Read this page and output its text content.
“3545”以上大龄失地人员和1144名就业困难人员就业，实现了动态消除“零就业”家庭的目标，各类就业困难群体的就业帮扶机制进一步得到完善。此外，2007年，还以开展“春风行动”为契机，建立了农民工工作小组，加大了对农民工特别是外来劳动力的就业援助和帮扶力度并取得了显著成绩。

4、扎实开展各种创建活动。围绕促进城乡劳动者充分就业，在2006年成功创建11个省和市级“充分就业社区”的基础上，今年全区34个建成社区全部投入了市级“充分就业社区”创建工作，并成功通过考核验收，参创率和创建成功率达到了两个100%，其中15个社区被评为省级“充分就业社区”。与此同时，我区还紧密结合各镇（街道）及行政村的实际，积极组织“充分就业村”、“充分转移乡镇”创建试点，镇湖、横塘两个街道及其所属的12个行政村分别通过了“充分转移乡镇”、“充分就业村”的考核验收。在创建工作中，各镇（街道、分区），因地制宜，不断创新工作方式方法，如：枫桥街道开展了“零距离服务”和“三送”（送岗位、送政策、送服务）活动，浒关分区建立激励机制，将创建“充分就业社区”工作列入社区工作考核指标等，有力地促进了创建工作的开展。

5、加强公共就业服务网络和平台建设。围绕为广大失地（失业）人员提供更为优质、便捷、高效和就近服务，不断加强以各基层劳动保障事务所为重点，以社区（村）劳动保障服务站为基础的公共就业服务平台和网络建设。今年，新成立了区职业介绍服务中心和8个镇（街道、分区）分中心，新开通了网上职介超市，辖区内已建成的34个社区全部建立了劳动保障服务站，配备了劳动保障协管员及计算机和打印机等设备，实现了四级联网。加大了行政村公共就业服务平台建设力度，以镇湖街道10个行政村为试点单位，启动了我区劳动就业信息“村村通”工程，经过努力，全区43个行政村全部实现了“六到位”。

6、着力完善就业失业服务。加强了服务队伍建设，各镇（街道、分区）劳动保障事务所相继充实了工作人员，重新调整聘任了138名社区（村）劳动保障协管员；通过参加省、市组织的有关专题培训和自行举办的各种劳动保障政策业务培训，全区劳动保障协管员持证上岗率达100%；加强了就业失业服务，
..............................
What you should do.
Without omitting anything, output the entries exactly.

Result for this exercise.
Read this page and output its text content.
“3545”以上大龄失地人员和1144名就业困难人员就业，实现了动态消除“零就业”家庭的目标，各类就业困难群体的就业帮扶机制进一步得到完善。此外，2007年，还以开展“春风行动”为契机，建立了农民工工作小组，加大了对农民工特别是外来劳动力的就业援助和帮扶力度并取得了显著成绩。

4、扎实开展各种创建活动。围绕促进城乡劳动者充分就业，在2006年成功创建11个省和市级“充分就业社区”的基础上，今年全区34个建成社区全部投入了市级“充分就业社区”创建工作，并成功通过考核验收，参创率和创建成功率达到了两个100%，其中15个社区被评为省级“充分就业社区”。与此同时，我区还紧密结合各镇（街道）及行政村的实际，积极组织“充分就业村”、“充分转移乡镇”创建试点，镇湖、横塘两个街道及其所属的12个行政村分别通过了“充分转移乡镇”、“充分就业村”的考核验收。在创建工作中，各镇（街道、分区），因地制宜，不断创新工作方式方法，如：枫桥街道开展了“零距离服务”和“三送”（送岗位、送政策、送服务）活动，浒关分区建立激励机制，将创建“充分就业社区”工作列入社区工作考核指标等，有力地促进了创建工作的开展。

5、加强公共就业服务网络和平台建设。围绕为广大失地（失业）人员提供更为优质、便捷、高效和就近服务，不断加强以各基层劳动保障事务所为重点，以社区（村）劳动保障服务站为基础的公共就业服务平台和网络建设。今年，新成立了区职业介绍服务中心和8个镇（街道、分区）分中心，新开通了网上职介超市，辖区内已建成的34个社区全部建立了劳动保障服务站，配备了劳动保障协管员及计算机和打印机等设备，实现了四级联网。加大了行政村公共就业服务平台建设力度，以镇湖街道10个行政村为试点单位，启动了我区劳动就业信息“村村通”工程，经过努力，全区43个行政村全部实现了“六到位”。

6、着力完善就业失业服务。加强了服务队伍建设，各镇（街道、分区）劳动保障事务所相继充实了工作人员，重新调整聘任了138名社区（村）劳动保障协管员；通过参加省、市组织的有关专题培训和自行举办的各种劳动保障政策业务培训，全区劳动保障协管员持证上岗率达100%；加强了就业失业服务，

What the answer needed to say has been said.